§ What is being asked:
In the excerpt about the story "The Portable Virgin", what is written on the globe at the Virgin's feet?
>> start Excerpt provided
I’ll talk about the ending of the short short story ‘The Portable Virgin’ because it seems to encapsulate a lot of what I’m talking about:
I am sitting on Dollymount Strand going through Mary’s handbag, using her little mirror, applying her ‘Wine Rose and Gentlelight Colourize Powder Shadow Trio’, her Plumsilk lipstick, her Venetian Brocade blusher and her Tearproof (thank God) mascara.
My revenge looks back at me, out of the mirror. The new fake me looks twice as real as the old. Underneath my clothes my breasts have become blind, my iliac crests mottle and bruise. Strung out between my legs is a triangle of air that pulls away from sex, while my hands clutch. It used to be the other way around.
I root through the bag, looking for a past. At the bottom, discoloured by Wine Rose and Gentlelight, I find a small, portable Virgin. She is made of transparent plastic, except for her cloak, which is coloured blue. ‘A present from Lourdes’ is written on the globe at her feet, underneath her heel and the serpent. Mary is full of surprises. Her little blue crown is a screw-off top, and her body is filled with holy water, which I drink.
The narrator is having an affair, the ins and outs of which we can never be totally certain -each player’s identities remain fluid throughout the story. Dollymount Strand is a significant enough place to consider sumjex and objex, but when one’s extra-marital activities have been ironically genuflecting before a Judi Dench costume drama, also about infidelity and inappropriately stately furniture, the stakes feel as though they have been heightened. The various accoutrements of contemporary female identity ‘Gentlelight Colourize (note the American zee) Powder Shadow’ are to the fore, and while the tacky symbolic representation of old Ireland has been discoloured by the errant make-up, it’s still there. At least until it’s sent surging out to sea at the end. Enright, being a sophisticated as well as an intellectual novelist, doesn’t foreground this sort of thing, that is to say, it doesn’t place demands on the reader as such, it never gets in the way of the fun.
>> end Excerpt provided
>> start Extracted information
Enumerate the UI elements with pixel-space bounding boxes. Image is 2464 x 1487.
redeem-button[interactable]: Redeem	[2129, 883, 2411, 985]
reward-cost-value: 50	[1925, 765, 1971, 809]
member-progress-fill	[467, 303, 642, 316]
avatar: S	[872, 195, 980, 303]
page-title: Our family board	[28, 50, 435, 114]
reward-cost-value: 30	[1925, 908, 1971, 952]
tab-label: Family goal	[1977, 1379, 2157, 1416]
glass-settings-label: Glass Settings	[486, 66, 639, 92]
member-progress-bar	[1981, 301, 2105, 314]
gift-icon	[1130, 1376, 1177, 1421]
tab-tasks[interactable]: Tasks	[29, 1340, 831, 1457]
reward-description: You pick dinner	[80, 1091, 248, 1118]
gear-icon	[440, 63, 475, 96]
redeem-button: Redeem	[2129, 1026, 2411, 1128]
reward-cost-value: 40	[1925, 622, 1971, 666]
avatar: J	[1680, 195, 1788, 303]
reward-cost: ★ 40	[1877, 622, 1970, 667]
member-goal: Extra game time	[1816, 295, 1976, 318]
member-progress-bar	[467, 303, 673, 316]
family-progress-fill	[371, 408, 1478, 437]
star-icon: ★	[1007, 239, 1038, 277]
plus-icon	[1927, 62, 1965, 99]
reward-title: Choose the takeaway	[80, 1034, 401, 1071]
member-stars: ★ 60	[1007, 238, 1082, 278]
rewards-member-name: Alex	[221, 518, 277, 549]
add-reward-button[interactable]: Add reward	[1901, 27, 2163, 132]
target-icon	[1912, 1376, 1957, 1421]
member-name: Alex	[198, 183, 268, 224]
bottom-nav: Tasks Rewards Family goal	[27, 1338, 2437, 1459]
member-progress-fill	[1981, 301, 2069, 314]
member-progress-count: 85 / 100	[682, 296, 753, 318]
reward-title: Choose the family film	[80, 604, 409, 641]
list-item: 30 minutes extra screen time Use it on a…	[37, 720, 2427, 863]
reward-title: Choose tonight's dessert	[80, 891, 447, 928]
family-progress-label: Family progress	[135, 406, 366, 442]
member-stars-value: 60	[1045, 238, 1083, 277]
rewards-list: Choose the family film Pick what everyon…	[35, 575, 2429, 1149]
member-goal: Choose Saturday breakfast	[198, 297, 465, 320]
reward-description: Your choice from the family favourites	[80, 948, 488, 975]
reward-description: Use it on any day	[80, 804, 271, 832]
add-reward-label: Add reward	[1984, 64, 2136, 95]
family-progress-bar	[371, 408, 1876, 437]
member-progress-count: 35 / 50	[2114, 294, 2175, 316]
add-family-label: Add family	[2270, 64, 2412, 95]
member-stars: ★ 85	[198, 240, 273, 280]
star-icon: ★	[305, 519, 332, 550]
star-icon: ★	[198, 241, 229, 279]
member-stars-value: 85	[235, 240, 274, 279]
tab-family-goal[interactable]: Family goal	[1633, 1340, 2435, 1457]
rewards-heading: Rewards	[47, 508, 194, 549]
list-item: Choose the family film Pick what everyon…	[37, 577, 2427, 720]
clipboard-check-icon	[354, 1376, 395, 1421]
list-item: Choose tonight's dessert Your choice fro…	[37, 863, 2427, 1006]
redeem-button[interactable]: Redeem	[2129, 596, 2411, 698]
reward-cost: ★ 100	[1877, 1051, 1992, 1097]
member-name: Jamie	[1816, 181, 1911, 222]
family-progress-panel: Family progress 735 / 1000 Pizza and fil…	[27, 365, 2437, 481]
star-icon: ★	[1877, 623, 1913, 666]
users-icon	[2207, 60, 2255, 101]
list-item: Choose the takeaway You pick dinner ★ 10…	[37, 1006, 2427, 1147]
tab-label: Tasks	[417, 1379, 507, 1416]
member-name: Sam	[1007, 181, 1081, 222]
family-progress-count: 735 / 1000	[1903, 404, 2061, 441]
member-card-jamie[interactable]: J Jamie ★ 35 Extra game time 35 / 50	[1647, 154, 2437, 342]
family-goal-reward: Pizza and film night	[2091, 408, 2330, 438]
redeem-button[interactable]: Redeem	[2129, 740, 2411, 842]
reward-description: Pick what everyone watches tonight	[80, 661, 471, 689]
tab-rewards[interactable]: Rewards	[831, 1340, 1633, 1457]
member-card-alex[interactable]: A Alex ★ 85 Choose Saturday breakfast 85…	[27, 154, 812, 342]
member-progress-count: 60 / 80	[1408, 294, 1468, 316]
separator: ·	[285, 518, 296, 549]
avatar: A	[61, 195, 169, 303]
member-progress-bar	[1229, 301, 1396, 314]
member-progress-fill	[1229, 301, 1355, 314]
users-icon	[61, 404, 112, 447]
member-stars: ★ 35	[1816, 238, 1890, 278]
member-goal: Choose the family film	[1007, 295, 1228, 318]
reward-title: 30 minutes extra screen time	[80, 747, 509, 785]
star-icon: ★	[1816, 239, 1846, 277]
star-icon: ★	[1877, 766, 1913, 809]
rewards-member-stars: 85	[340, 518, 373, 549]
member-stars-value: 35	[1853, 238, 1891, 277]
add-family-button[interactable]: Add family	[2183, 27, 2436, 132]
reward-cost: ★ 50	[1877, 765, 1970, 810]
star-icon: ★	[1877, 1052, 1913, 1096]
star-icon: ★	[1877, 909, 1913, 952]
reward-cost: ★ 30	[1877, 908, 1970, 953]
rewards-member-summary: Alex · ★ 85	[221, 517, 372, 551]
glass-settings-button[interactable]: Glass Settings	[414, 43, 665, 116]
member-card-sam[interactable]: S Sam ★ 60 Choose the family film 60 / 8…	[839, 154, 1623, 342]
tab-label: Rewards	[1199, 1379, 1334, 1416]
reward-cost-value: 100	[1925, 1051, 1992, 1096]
>> end Extracted information
§ Solution to this task:
"A present from Lourdes"